REQUEST — Reproduce each line that includes the word "varten".

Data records
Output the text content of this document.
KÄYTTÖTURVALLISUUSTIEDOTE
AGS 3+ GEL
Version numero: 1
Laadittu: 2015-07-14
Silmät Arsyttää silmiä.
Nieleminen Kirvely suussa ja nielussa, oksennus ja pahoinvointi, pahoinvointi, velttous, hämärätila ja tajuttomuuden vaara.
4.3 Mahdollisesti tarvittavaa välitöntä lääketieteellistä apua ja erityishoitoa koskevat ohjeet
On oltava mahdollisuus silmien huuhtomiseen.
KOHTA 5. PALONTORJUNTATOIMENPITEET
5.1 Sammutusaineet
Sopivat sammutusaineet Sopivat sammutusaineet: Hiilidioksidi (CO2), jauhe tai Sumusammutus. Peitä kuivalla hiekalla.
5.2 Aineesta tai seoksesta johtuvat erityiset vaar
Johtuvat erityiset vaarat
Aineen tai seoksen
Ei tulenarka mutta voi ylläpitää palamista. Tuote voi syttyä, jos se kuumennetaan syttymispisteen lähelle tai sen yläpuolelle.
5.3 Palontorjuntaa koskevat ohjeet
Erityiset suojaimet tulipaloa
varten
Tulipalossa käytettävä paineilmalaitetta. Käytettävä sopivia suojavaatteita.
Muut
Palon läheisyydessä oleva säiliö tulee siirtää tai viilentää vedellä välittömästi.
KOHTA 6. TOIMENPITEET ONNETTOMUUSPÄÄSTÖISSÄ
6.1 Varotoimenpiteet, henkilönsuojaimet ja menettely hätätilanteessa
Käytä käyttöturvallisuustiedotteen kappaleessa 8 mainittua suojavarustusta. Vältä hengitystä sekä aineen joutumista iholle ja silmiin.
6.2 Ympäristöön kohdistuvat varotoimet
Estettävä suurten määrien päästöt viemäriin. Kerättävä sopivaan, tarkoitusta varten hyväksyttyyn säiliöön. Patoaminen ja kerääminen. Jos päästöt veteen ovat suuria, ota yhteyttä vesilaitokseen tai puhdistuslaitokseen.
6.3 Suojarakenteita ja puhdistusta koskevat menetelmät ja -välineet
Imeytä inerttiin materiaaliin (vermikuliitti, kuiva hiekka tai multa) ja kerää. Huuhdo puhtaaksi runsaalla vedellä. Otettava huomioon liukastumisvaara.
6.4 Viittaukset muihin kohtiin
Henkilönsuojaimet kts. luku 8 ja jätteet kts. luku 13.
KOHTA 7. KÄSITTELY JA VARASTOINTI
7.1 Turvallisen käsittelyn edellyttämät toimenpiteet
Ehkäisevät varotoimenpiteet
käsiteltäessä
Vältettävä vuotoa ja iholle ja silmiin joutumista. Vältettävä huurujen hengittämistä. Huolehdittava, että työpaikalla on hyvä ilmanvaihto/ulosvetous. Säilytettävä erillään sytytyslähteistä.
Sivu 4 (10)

SOLUTION —
varten
Estettävä suurten määrien päästöt viemäriin. Kerättävä sopivaan, tarkoitusta varten hyväksyttyyn säiliöön. Patoaminen ja kerääminen. Jos päästöt veteen ovat suuria, ota yhteyttä vesilaitokseen tai puhdistuslaitokseen.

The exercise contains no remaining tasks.